(WHAT YOU SHOULD DO): Wherever the word "Service" appears in a line, copy that line.

(Data listing)
· · · ·
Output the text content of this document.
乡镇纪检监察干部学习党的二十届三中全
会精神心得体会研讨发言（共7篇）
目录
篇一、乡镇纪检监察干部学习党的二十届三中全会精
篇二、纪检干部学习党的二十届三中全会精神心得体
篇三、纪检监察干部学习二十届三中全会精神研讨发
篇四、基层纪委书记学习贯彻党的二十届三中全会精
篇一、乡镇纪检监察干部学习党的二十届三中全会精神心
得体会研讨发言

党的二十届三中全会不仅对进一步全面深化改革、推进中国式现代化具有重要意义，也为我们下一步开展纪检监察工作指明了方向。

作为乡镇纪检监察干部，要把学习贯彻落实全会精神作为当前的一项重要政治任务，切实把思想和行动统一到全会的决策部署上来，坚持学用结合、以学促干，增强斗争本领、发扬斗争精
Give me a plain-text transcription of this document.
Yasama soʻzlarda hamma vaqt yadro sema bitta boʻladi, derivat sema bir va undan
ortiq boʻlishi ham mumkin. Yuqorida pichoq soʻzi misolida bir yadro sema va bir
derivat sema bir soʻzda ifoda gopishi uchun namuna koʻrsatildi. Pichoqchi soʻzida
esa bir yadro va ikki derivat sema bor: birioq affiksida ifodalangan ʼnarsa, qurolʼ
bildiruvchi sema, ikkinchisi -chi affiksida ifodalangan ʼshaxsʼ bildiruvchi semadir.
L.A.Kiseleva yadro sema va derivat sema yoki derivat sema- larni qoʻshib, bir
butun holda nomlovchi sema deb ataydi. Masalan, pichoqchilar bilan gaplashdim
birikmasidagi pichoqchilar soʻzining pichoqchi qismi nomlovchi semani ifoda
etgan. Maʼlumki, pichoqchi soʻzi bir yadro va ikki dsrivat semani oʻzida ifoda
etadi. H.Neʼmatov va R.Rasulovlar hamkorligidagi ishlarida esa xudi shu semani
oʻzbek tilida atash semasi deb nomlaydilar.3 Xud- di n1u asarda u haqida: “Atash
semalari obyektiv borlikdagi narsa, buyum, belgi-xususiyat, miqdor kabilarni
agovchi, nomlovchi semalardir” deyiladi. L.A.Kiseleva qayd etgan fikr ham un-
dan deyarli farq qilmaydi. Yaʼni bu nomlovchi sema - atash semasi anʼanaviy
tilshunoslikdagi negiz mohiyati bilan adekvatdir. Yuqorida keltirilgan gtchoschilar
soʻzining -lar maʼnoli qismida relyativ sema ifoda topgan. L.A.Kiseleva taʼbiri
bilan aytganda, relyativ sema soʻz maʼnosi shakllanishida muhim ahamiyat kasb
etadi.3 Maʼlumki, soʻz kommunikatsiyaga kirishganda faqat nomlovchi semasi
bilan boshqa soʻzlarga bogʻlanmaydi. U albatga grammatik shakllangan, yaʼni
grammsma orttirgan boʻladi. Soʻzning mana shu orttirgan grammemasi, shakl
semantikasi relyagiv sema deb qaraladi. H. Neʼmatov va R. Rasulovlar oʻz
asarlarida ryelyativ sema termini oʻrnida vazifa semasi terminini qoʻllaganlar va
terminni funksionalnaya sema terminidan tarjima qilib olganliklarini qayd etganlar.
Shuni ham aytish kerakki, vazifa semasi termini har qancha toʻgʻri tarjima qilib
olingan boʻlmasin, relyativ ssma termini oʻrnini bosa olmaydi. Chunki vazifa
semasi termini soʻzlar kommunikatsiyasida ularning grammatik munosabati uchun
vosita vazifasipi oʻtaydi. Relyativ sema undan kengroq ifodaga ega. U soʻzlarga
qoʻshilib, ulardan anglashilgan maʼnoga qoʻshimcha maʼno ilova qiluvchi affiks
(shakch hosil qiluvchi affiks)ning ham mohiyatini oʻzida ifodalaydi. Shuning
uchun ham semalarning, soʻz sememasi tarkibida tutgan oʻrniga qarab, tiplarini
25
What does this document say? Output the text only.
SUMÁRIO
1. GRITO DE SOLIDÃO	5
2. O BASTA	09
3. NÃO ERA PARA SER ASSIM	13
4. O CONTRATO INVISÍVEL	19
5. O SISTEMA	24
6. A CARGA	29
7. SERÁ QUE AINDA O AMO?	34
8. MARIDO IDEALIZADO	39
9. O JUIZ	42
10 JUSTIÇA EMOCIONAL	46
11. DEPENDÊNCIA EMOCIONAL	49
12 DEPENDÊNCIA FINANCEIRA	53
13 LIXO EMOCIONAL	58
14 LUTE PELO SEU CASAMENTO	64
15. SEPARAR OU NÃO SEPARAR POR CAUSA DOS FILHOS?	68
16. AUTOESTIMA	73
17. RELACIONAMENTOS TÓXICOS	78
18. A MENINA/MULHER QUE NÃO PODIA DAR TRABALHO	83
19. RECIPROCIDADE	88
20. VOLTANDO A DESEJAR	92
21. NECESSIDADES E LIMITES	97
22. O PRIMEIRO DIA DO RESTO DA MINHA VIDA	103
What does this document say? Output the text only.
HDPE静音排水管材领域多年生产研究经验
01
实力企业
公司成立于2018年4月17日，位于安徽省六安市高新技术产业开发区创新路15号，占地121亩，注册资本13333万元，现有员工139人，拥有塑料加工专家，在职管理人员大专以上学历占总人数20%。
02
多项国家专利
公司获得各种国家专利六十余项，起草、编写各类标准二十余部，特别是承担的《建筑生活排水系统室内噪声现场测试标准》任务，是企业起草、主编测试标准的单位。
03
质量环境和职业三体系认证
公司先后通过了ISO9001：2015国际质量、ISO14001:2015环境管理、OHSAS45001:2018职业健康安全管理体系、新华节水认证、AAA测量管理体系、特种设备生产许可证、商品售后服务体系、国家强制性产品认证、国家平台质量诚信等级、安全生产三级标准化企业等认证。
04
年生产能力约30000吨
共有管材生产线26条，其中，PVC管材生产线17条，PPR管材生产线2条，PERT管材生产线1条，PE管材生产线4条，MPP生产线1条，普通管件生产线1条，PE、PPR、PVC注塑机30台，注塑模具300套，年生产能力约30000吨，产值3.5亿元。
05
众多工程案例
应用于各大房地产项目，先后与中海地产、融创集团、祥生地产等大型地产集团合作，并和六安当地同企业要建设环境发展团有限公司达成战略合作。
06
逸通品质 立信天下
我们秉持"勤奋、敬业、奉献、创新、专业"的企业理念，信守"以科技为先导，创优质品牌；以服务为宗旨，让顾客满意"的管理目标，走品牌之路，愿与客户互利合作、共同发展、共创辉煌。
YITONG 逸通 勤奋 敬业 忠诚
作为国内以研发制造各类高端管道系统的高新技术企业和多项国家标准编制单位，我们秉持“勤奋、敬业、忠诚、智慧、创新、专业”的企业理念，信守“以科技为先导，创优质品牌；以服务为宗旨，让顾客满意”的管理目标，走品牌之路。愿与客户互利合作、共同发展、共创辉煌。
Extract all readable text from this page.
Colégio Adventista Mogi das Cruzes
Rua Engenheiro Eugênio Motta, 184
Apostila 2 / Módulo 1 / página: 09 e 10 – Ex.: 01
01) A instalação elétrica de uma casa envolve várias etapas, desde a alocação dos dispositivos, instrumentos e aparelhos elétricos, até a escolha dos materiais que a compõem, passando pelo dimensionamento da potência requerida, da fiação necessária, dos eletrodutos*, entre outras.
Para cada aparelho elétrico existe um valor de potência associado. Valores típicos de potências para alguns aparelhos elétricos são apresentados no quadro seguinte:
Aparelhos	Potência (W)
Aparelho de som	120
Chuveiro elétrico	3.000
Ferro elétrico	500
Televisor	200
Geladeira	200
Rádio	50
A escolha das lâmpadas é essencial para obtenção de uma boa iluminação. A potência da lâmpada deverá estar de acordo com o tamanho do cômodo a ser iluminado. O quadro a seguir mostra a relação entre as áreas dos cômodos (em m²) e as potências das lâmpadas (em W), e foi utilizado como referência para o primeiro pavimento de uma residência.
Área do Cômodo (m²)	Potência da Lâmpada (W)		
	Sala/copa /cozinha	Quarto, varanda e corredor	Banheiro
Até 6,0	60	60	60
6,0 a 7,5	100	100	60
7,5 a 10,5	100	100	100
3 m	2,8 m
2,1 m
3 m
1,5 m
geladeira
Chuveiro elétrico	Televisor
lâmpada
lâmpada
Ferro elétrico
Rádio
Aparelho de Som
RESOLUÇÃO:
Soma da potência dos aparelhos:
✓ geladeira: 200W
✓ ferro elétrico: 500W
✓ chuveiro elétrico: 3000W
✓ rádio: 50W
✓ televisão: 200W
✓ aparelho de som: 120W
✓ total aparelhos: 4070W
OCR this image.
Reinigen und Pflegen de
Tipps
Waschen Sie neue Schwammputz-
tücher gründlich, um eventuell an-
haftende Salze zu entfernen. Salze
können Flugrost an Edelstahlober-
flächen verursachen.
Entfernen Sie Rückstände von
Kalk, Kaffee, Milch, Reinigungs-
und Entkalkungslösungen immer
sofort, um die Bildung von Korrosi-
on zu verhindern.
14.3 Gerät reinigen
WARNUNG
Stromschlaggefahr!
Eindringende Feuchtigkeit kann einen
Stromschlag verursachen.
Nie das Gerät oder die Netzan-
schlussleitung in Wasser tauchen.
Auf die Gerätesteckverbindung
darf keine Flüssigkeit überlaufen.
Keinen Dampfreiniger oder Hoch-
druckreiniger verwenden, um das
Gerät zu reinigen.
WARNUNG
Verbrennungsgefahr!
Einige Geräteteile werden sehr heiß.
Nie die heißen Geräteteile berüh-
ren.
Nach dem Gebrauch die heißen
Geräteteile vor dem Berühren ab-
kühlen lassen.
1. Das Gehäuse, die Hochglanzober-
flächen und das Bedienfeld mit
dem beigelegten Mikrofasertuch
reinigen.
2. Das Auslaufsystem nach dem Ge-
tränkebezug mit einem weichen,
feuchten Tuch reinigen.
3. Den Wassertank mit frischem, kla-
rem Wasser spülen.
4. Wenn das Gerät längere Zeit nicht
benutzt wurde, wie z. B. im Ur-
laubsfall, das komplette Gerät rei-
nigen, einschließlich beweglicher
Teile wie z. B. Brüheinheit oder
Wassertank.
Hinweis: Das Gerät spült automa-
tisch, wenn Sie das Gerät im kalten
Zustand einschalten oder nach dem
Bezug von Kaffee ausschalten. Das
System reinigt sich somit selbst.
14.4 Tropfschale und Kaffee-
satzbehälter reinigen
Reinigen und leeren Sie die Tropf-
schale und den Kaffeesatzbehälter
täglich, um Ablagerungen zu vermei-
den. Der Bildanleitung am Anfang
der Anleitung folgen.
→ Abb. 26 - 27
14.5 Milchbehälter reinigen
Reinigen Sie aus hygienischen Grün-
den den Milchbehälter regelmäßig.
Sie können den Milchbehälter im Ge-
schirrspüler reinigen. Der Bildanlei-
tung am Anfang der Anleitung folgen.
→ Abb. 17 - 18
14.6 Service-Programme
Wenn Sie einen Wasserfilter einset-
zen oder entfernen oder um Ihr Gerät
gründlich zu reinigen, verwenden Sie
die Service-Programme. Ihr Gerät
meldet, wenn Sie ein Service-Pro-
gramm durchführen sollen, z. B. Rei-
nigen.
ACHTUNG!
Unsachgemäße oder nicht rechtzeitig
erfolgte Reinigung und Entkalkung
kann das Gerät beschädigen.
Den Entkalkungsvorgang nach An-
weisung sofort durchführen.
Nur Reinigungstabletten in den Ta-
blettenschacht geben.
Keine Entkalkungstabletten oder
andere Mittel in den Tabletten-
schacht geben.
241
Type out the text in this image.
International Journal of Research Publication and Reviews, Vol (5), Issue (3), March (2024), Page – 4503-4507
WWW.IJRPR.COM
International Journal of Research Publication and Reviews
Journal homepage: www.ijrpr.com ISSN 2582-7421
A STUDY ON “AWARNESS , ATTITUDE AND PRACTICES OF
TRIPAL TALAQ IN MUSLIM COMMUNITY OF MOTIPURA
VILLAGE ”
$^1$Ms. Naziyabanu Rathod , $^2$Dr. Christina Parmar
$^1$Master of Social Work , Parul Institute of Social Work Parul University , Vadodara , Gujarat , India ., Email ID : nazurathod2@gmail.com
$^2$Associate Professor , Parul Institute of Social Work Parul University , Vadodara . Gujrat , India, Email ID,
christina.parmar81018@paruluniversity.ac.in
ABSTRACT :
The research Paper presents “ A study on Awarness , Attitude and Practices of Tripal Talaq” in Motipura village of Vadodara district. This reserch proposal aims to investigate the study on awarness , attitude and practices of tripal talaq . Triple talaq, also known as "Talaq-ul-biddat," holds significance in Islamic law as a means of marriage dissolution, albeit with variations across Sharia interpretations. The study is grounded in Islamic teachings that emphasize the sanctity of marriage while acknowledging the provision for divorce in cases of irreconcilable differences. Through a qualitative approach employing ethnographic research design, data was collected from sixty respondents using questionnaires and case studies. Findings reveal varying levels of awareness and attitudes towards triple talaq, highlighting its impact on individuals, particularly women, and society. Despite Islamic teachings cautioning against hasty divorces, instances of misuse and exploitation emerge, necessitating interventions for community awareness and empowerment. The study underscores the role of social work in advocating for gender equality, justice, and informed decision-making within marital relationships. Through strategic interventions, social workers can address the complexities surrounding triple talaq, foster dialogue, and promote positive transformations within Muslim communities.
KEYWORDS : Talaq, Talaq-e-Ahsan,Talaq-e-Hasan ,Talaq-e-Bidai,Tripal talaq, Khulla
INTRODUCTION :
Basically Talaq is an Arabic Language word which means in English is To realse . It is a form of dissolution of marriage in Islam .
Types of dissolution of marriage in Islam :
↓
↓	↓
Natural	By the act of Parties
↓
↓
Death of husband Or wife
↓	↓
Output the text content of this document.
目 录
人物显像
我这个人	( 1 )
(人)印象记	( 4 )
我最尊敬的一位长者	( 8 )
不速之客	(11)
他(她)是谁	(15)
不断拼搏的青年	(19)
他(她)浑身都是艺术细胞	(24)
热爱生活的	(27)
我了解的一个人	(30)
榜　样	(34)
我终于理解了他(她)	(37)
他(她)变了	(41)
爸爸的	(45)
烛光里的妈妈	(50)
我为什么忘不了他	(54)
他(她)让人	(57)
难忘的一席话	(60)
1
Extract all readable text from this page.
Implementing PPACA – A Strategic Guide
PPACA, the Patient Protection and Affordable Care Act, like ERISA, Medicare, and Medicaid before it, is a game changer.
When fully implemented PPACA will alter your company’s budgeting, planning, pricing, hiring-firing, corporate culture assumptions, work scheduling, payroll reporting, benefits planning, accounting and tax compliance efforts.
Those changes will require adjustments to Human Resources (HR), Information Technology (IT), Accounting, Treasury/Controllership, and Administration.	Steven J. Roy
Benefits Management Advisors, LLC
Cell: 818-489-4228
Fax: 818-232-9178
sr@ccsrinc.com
· · · ·
(COMPLETED EXERCISE):
14.6 Service-Programme
die Service-Programme. Ihr Gerät
meldet, wenn Sie ein Service-Pro-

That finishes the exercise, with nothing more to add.